Pull every line holding the string "color" from the records below.

++++ RECORDS SHOWN ++++

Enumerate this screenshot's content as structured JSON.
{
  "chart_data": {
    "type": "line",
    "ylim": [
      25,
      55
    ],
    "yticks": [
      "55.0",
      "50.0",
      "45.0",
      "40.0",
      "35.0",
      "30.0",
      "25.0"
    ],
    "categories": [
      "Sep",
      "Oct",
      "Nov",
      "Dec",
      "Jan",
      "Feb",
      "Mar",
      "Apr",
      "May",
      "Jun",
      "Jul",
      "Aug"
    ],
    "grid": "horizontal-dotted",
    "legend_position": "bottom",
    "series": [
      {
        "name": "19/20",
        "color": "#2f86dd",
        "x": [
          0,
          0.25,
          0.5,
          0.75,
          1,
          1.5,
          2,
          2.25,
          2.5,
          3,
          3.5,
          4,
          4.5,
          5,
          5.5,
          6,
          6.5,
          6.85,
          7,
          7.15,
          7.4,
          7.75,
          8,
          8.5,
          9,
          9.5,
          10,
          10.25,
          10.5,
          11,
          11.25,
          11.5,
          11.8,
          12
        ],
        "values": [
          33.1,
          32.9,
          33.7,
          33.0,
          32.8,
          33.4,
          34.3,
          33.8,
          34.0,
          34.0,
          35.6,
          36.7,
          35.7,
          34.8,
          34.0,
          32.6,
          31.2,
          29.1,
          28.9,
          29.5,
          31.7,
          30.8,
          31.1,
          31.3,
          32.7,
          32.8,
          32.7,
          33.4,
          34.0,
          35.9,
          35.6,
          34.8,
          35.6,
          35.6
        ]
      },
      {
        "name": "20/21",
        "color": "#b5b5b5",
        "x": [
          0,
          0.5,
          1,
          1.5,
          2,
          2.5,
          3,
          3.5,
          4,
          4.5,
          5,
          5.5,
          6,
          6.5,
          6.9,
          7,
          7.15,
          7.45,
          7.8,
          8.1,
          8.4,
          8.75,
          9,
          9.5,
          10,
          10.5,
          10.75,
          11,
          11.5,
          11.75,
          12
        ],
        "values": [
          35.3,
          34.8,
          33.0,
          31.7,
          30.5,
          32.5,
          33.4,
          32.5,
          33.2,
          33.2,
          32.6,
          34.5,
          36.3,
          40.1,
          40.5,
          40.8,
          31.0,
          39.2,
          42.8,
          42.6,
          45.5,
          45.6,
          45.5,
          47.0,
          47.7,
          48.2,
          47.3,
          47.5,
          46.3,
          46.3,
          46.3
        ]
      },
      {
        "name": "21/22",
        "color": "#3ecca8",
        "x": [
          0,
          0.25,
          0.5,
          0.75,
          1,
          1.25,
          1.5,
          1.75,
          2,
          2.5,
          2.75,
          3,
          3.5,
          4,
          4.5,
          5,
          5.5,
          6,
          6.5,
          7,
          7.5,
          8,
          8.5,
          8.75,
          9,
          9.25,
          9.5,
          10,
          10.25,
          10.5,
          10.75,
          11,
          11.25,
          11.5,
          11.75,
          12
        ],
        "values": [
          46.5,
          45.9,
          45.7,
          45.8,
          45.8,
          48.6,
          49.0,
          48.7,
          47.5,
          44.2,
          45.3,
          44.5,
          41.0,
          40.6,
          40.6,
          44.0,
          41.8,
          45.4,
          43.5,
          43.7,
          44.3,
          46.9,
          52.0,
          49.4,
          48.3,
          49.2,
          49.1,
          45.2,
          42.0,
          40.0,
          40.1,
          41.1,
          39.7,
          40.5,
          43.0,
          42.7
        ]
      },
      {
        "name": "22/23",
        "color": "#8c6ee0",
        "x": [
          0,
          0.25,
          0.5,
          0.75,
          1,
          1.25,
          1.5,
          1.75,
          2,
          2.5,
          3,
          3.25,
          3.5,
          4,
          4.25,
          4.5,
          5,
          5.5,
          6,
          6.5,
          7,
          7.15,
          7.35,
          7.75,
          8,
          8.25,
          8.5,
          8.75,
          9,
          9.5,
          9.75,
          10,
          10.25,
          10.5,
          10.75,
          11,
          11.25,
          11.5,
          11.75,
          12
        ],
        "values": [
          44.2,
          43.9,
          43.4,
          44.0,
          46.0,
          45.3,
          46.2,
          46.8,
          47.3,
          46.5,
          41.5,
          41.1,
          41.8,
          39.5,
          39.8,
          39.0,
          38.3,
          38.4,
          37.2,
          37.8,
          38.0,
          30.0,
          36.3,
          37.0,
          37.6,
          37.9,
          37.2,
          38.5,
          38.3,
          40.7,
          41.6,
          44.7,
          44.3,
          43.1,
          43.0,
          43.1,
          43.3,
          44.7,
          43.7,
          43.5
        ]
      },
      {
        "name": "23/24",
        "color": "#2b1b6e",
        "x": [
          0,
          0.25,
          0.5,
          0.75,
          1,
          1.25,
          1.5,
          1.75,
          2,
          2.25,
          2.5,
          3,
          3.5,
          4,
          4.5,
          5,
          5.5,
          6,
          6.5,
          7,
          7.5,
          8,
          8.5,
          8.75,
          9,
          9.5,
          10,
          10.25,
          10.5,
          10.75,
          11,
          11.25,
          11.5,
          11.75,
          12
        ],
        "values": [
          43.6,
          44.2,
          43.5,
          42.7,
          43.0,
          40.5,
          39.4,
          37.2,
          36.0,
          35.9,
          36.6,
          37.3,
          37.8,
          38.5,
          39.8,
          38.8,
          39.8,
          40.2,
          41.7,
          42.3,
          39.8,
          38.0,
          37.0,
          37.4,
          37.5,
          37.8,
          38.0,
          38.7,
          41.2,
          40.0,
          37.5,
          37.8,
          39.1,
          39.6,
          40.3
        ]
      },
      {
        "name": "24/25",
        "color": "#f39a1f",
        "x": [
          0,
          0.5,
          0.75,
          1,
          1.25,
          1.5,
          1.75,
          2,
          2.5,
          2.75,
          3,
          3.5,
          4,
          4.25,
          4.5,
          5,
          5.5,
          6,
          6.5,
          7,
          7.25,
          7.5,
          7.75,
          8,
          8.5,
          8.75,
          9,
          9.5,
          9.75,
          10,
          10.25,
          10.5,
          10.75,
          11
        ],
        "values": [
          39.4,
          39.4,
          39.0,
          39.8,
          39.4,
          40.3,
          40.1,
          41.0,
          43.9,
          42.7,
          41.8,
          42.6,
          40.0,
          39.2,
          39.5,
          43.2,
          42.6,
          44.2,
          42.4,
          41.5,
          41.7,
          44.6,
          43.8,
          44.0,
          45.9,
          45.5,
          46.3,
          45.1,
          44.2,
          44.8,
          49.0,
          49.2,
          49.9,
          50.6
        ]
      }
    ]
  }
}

++++

=== OUTPUT BELOW ===
        "color": "#2f86dd",
        "color": "#b5b5b5",
        "color": "#3ecca8",
        "color": "#8c6ee0",
        "color": "#2b1b6e",
        "color": "#f39a1f",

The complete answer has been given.